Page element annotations
** start **
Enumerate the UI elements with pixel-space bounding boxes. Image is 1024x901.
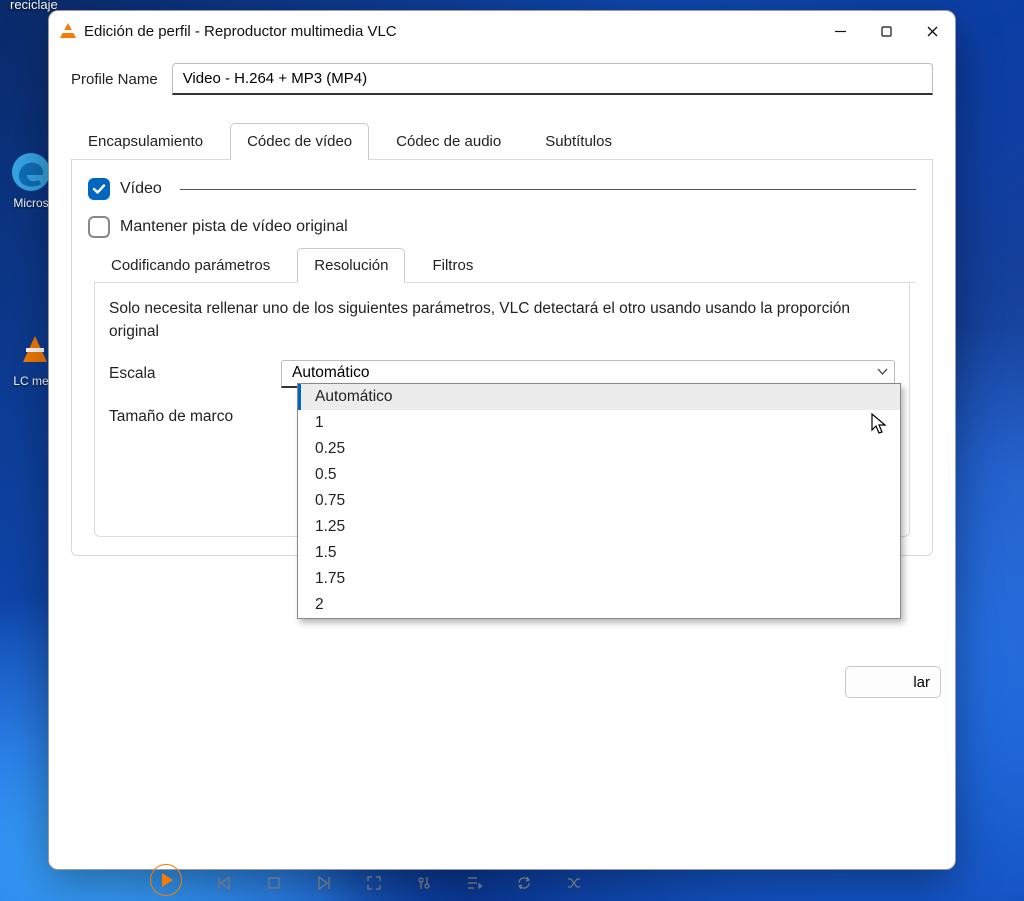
subtab-resolution[interactable]: Resolución [297,248,405,282]
maximize-button[interactable] [863,15,909,47]
loop-icon[interactable] [516,875,532,891]
next-track-icon[interactable] [316,875,332,891]
scale-option[interactable]: 1 [298,410,900,436]
resolution-hint: Solo necesita rellenar uno de los siguie… [109,297,895,344]
scale-option[interactable]: 1.75 [298,566,900,592]
video-enable-checkbox[interactable] [88,178,110,200]
fullscreen-icon[interactable] [366,875,382,891]
tab-video-codec[interactable]: Códec de vídeo [230,123,369,159]
scale-option[interactable]: 0.25 [298,436,900,462]
vlc-player-controls [150,870,920,896]
scale-option[interactable]: Automático [298,384,900,410]
keep-original-label: Mantener pista de vídeo original [120,218,348,236]
mouse-cursor-icon [871,413,891,437]
profile-name-input[interactable] [172,63,933,95]
video-enable-label: Vídeo [120,180,162,198]
titlebar[interactable]: Edición de perfil - Reproductor multimed… [49,11,955,51]
cancel-button-label: lar [913,674,930,691]
stop-icon[interactable] [266,875,282,891]
keep-original-checkbox[interactable] [88,216,110,238]
main-tabs: Encapsulamiento Códec de vídeo Códec de … [71,123,933,160]
framesize-label: Tamaño de marco [109,408,271,426]
tab-encapsulation[interactable]: Encapsulamiento [71,123,220,159]
scale-value: Automático [292,364,370,382]
scale-option[interactable]: 1.5 [298,540,900,566]
section-divider [180,189,916,190]
window-title: Edición de perfil - Reproductor multimed… [84,23,397,40]
minimize-button[interactable] [817,15,863,47]
vlc-cone-icon [59,22,77,40]
playlist-icon[interactable] [466,875,482,891]
close-button[interactable] [909,15,955,47]
scale-option[interactable]: 0.75 [298,488,900,514]
subtab-encoding[interactable]: Codificando parámetros [94,248,287,282]
scale-label: Escala [109,365,271,383]
resolution-panel: Solo necesita rellenar uno de los siguie… [94,283,910,537]
play-icon [162,873,173,887]
video-codec-panel: Vídeo Mantener pista de vídeo original C… [71,160,933,556]
scale-option[interactable]: 2 [298,592,900,618]
scale-option[interactable]: 1.25 [298,514,900,540]
profile-name-label: Profile Name [71,71,158,88]
chevron-down-icon [877,364,888,382]
tab-audio-codec[interactable]: Códec de audio [379,123,518,159]
prev-track-icon[interactable] [216,875,232,891]
scale-option[interactable]: 0.5 [298,462,900,488]
settings-icon[interactable] [416,875,432,891]
play-button[interactable] [150,864,182,896]
profile-edit-dialog: Edición de perfil - Reproductor multimed… [48,10,956,870]
subtab-filters[interactable]: Filtros [415,248,490,282]
scale-dropdown-list: Automático 1 0.25 0.5 0.75 1.25 1.5 1.75… [297,383,901,619]
cancel-button[interactable]: lar [845,666,941,698]
tab-subtitles[interactable]: Subtítulos [528,123,629,159]
sub-tabs: Codificando parámetros Resolución Filtro… [94,248,916,283]
shuffle-icon[interactable] [566,875,582,891]
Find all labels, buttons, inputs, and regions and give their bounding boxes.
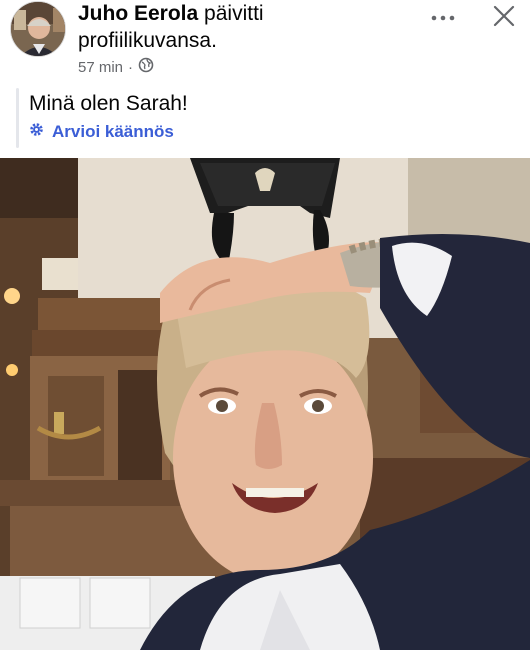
post-header: Juho Eerola päivitti profiilikuvansa. 57… bbox=[0, 0, 530, 86]
rate-translation-label: Arvioi käännös bbox=[52, 122, 174, 141]
post-meta: 57 min · bbox=[78, 57, 428, 77]
avatar[interactable] bbox=[10, 1, 66, 57]
action-text-continued: profiilikuvansa. bbox=[78, 29, 217, 52]
profile-photo[interactable] bbox=[0, 158, 530, 650]
post-header-text: Juho Eerola päivitti profiilikuvansa. 57… bbox=[78, 0, 428, 77]
gear-icon bbox=[29, 122, 44, 142]
author-name[interactable]: Juho Eerola bbox=[78, 2, 198, 25]
post-body: Minä olen Sarah! Arvioi käännös bbox=[0, 88, 530, 150]
meta-separator: · bbox=[128, 58, 134, 76]
post-text: Minä olen Sarah! bbox=[29, 92, 188, 115]
post-time[interactable]: 57 min bbox=[78, 59, 123, 76]
more-horizontal-icon[interactable] bbox=[430, 10, 456, 21]
post-title-line: Juho Eerola päivitti bbox=[78, 0, 428, 27]
rate-translation-link[interactable]: Arvioi käännös bbox=[29, 122, 174, 142]
globe-icon[interactable] bbox=[138, 57, 154, 77]
quote-bar bbox=[16, 88, 19, 148]
action-text: päivitti bbox=[204, 2, 264, 25]
close-icon[interactable] bbox=[492, 5, 516, 27]
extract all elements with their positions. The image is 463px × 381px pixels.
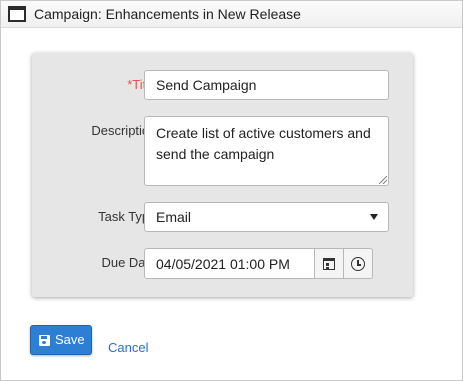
form-panel: *Title: Send Campaign Description: Creat… [32,53,413,297]
window-icon [8,6,26,22]
calendar-icon [323,258,335,270]
clock-icon [351,257,365,271]
calendar-button[interactable] [315,248,344,279]
save-button[interactable]: Save [30,325,92,355]
chevron-down-icon [370,214,378,220]
title-bar: Campaign: Enhancements in New Release [1,1,462,28]
resize-handle[interactable] [379,176,387,184]
time-picker-button[interactable] [344,248,373,279]
description-text: Create list of active customers and send… [156,125,371,162]
task-type-value: Email [156,209,192,225]
floppy-disk-icon [39,335,50,346]
save-button-label: Save [55,332,85,347]
task-type-select[interactable]: Email [144,202,389,232]
cancel-link[interactable]: Cancel [108,340,148,355]
due-date-input[interactable]: 04/05/2021 01:00 PM [144,248,315,279]
description-textarea[interactable]: Create list of active customers and send… [144,116,389,186]
window-title: Campaign: Enhancements in New Release [34,6,301,22]
title-input[interactable]: Send Campaign [144,70,389,100]
dialog-window: Campaign: Enhancements in New Release *T… [0,0,463,381]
** end **
**SHORT TASK:** Reproduce every one of the lines above verbatim, omitting the pictures.

**RESPONSE TO THE EXERCISE:**
Enumerate the UI elements with pixel-space bounding boxes. Image is 1024x901.
subtab-resolution[interactable]: Resolución [297,248,405,282]
maximize-button[interactable] [863,15,909,47]
loop-icon[interactable] [516,875,532,891]
next-track-icon[interactable] [316,875,332,891]
scale-option[interactable]: 1 [298,410,900,436]
resolution-hint: Solo necesita rellenar uno de los siguie… [109,297,895,344]
scale-option[interactable]: 1.75 [298,566,900,592]
video-enable-checkbox[interactable] [88,178,110,200]
fullscreen-icon[interactable] [366,875,382,891]
tab-video-codec[interactable]: Códec de vídeo [230,123,369,159]
scale-option[interactable]: 0.25 [298,436,900,462]
vlc-player-controls [150,870,920,896]
scale-option[interactable]: Automático [298,384,900,410]
keep-original-label: Mantener pista de vídeo original [120,218,348,236]
mouse-cursor-icon [871,413,891,437]
profile-name-input[interactable] [172,63,933,95]
video-enable-label: Vídeo [120,180,162,198]
titlebar[interactable]: Edición de perfil - Reproductor multimed… [49,11,955,51]
cancel-button-label: lar [913,674,930,691]
stop-icon[interactable] [266,875,282,891]
keep-original-checkbox[interactable] [88,216,110,238]
main-tabs: Encapsulamiento Códec de vídeo Códec de … [71,123,933,160]
framesize-label: Tamaño de marco [109,408,271,426]
tab-encapsulation[interactable]: Encapsulamiento [71,123,220,159]
scale-value: Automático [292,364,370,382]
scale-option[interactable]: 1.5 [298,540,900,566]
section-divider [180,189,916,190]
window-title: Edición de perfil - Reproductor multimed… [84,23,397,40]
minimize-button[interactable] [817,15,863,47]
vlc-cone-icon [59,22,77,40]
playlist-icon[interactable] [466,875,482,891]
close-button[interactable] [909,15,955,47]
scale-option[interactable]: 0.75 [298,488,900,514]
subtab-encoding[interactable]: Codificando parámetros [94,248,287,282]
scale-label: Escala [109,365,271,383]
resolution-panel: Solo necesita rellenar uno de los siguie… [94,283,910,537]
play-icon [162,873,173,887]
video-codec-panel: Vídeo Mantener pista de vídeo original C… [71,160,933,556]
scale-option[interactable]: 2 [298,592,900,618]
scale-option[interactable]: 1.25 [298,514,900,540]
profile-name-label: Profile Name [71,71,158,88]
chevron-down-icon [877,364,888,382]
tab-audio-codec[interactable]: Códec de audio [379,123,518,159]
prev-track-icon[interactable] [216,875,232,891]
scale-option[interactable]: 0.5 [298,462,900,488]
settings-icon[interactable] [416,875,432,891]
play-button[interactable] [150,864,182,896]
profile-edit-dialog: Edición de perfil - Reproductor multimed… [48,10,956,870]
subtab-filters[interactable]: Filtros [415,248,490,282]
scale-dropdown-list: Automático 1 0.25 0.5 0.75 1.25 1.5 1.75… [297,383,901,619]
cancel-button[interactable]: lar [845,666,941,698]
tab-subtitles[interactable]: Subtítulos [528,123,629,159]
sub-tabs: Codificando parámetros Resolución Filtro… [94,248,916,283]
shuffle-icon[interactable] [566,875,582,891]
Find all labels, buttons, inputs, and regions and give their bounding boxes.
post-header: Juho Eerola päivitti profiilikuvansa. 57… bbox=[0, 0, 530, 86]
rate-translation-label: Arvioi käännös bbox=[52, 122, 174, 141]
post-meta: 57 min · bbox=[78, 57, 428, 77]
avatar[interactable] bbox=[10, 1, 66, 57]
action-text-continued: profiilikuvansa. bbox=[78, 29, 217, 52]
profile-photo[interactable] bbox=[0, 158, 530, 650]
post-header-text: Juho Eerola päivitti profiilikuvansa. 57… bbox=[78, 0, 428, 77]
gear-icon bbox=[29, 122, 44, 142]
author-name[interactable]: Juho Eerola bbox=[78, 2, 198, 25]
post-body: Minä olen Sarah! Arvioi käännös bbox=[0, 88, 530, 150]
meta-separator: · bbox=[128, 58, 134, 76]
post-text: Minä olen Sarah! bbox=[29, 92, 188, 115]
post-time[interactable]: 57 min bbox=[78, 59, 123, 76]
more-horizontal-icon[interactable] bbox=[430, 10, 456, 21]
post-title-line: Juho Eerola päivitti bbox=[78, 0, 428, 27]
rate-translation-link[interactable]: Arvioi käännös bbox=[29, 122, 174, 142]
globe-icon[interactable] bbox=[138, 57, 154, 77]
quote-bar bbox=[16, 88, 19, 148]
action-text: päivitti bbox=[204, 2, 264, 25]
close-icon[interactable] bbox=[492, 5, 516, 27]
extract all elements with their positions. The image is 463px × 381px pixels.
form-panel: *Title: Send Campaign Description: Creat… [32,53,413,297]
window-icon [8,6,26,22]
calendar-icon [323,258,335,270]
clock-icon [351,257,365,271]
calendar-button[interactable] [315,248,344,279]
save-button[interactable]: Save [30,325,92,355]
chevron-down-icon [370,214,378,220]
title-bar: Campaign: Enhancements in New Release [1,1,462,28]
resize-handle[interactable] [379,176,387,184]
time-picker-button[interactable] [344,248,373,279]
description-text: Create list of active customers and send… [156,125,371,162]
task-type-value: Email [156,209,192,225]
floppy-disk-icon [39,335,50,346]
save-button-label: Save [55,332,85,347]
task-type-select[interactable]: Email [144,202,389,232]
cancel-link[interactable]: Cancel [108,340,148,355]
due-date-input[interactable]: 04/05/2021 01:00 PM [144,248,315,279]
description-textarea[interactable]: Create list of active customers and send… [144,116,389,186]
window-title: Campaign: Enhancements in New Release [34,6,301,22]
title-input[interactable]: Send Campaign [144,70,389,100]
dialog-window: Campaign: Enhancements in New Release *T… [0,0,463,381]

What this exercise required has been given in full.